--- START SOURCE PASSAGE ---

2010–11 Taça de Portugal

Tournament details
- Country: Portugal
- Teams: 172

Final positions
- Champions: Porto
- Runners-up: Vitória de Guimarães

Tournament statistics
- Matches played: 170
- Goals scored: 470 (2.76 per match)
- Top goal scorer(s): Edgar Óscar Cardozo (5 goals)

= 2010–11 Taça de Portugal =

The 2010–11 Taça de Portugal, also known as Taça de Portugal Millennium for sponsorship reasons, was the 71st season of the Taça de Portugal. A total of 172 clubs from all four tiers of Portuguese football took part in this tournament. In the final (played at the Estádio Nacional, in Oeiras), Porto beat Vitória de Guimarães by 6–2, in a reedition of the 1988 final.

--- END SOURCE PASSAGE ---
--- START MATERIAL ---

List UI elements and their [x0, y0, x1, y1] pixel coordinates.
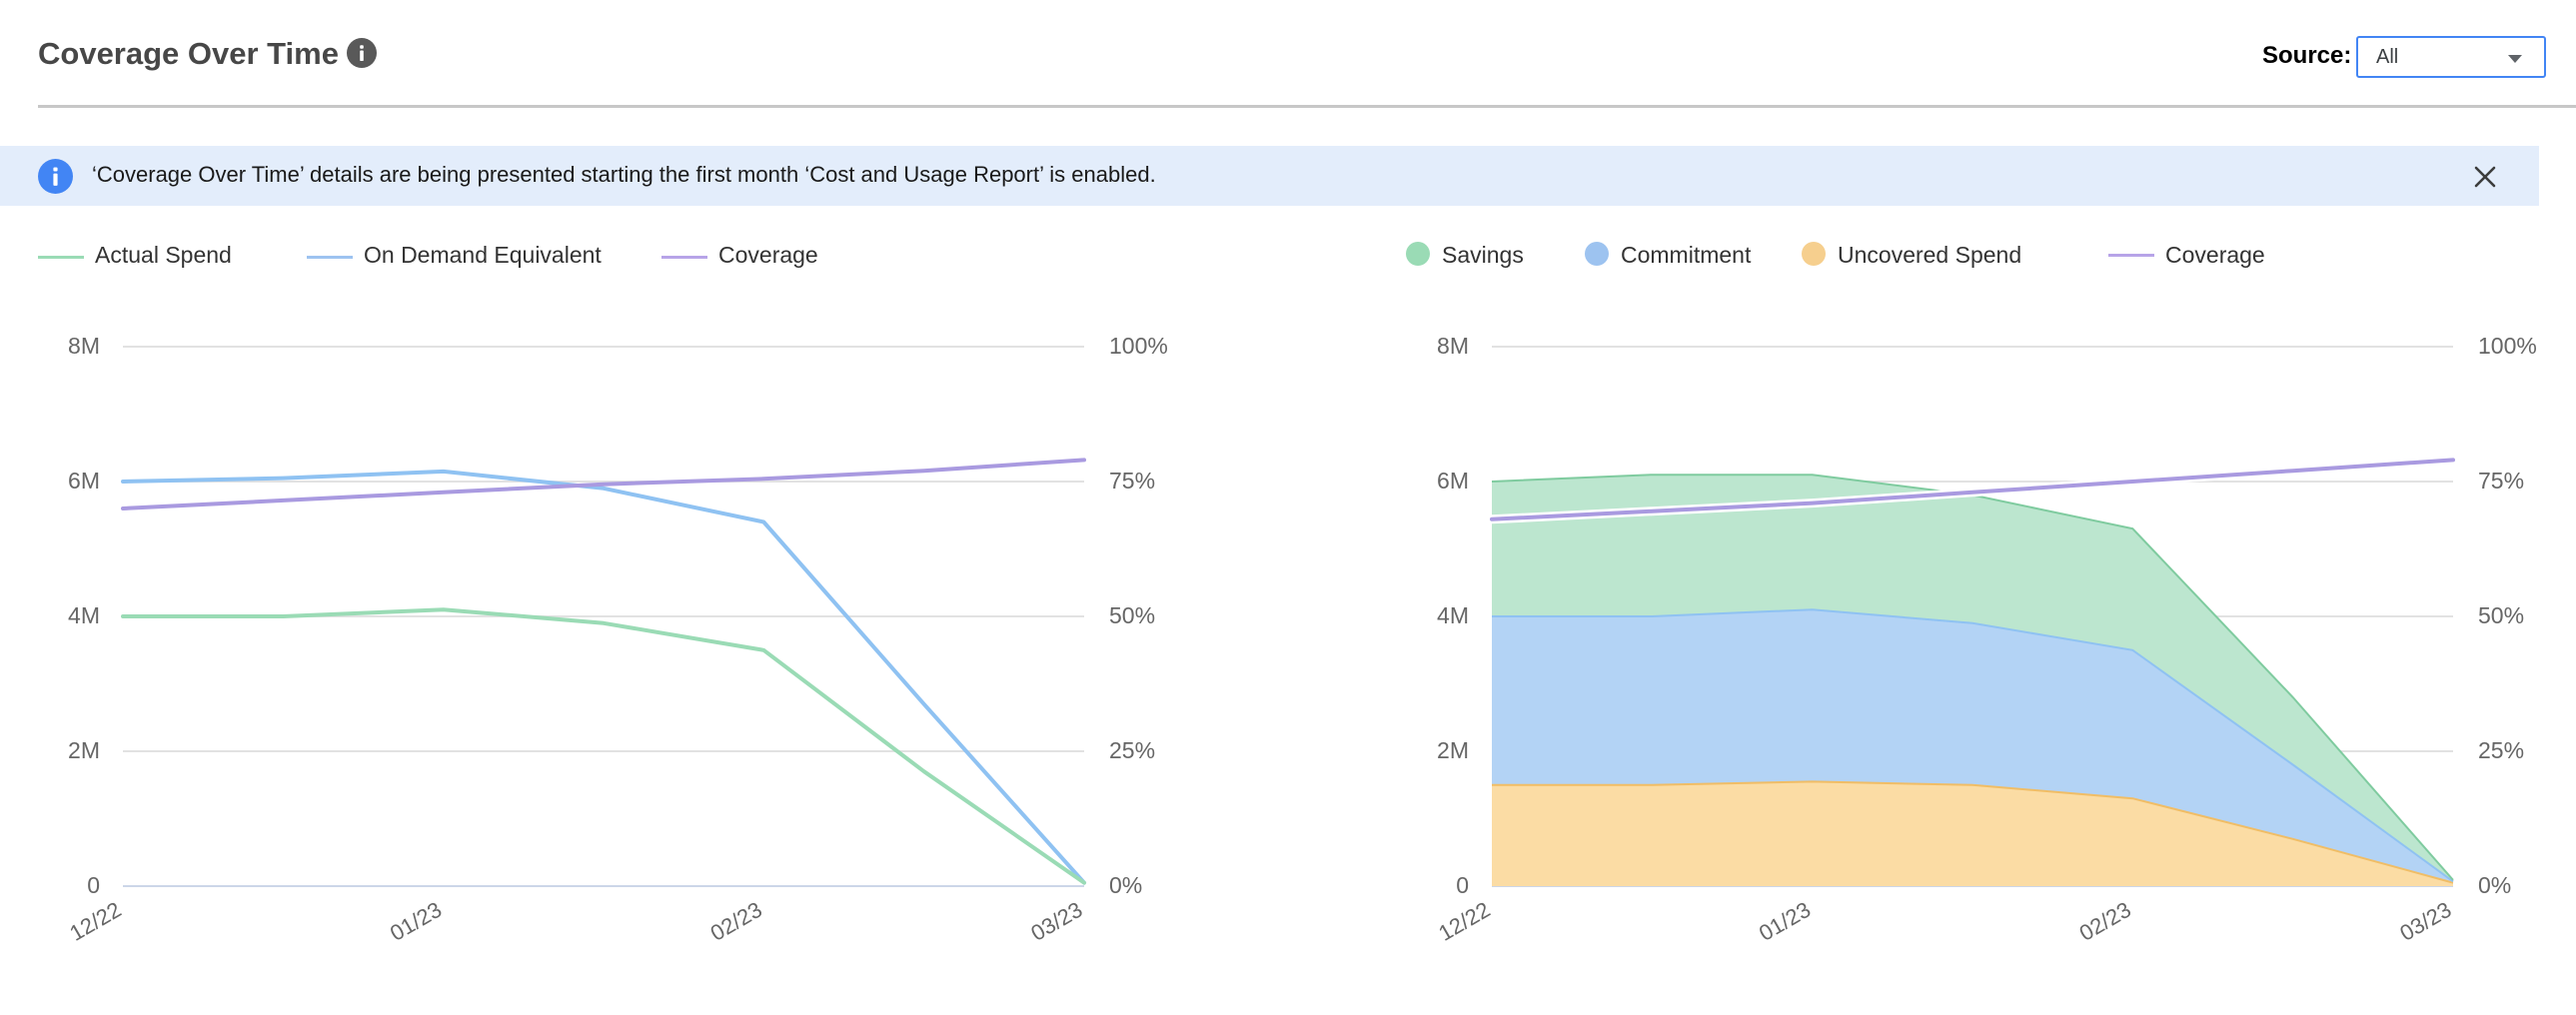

--- END MATERIAL ---

WRITTEN REQUEST 1
According to the 2010–11 Taça de Portugal article, where was the final played?
WRITTEN REQUEST 2
Reproduce the portion of the 2010–11 Taça de Portugal article between "The 2010–11 Taça" and "the 1988 final.", inclusive.

EXERCISE SOLUTION 1
At the Estádio Nacional, in Oeiras.

EXERCISE SOLUTION 2
The 2010–11 Taça de Portugal, also known as Taça de Portugal Millennium for sponsorship reasons, was the 71st season of the Taça de Portugal. A total of 172 clubs from all four tiers of Portuguese football took part in this tournament. In the final (played at the Estádio Nacional, in Oeiras), Porto beat Vitória de Guimarães by 6–2, in a reedition of the 1988 final.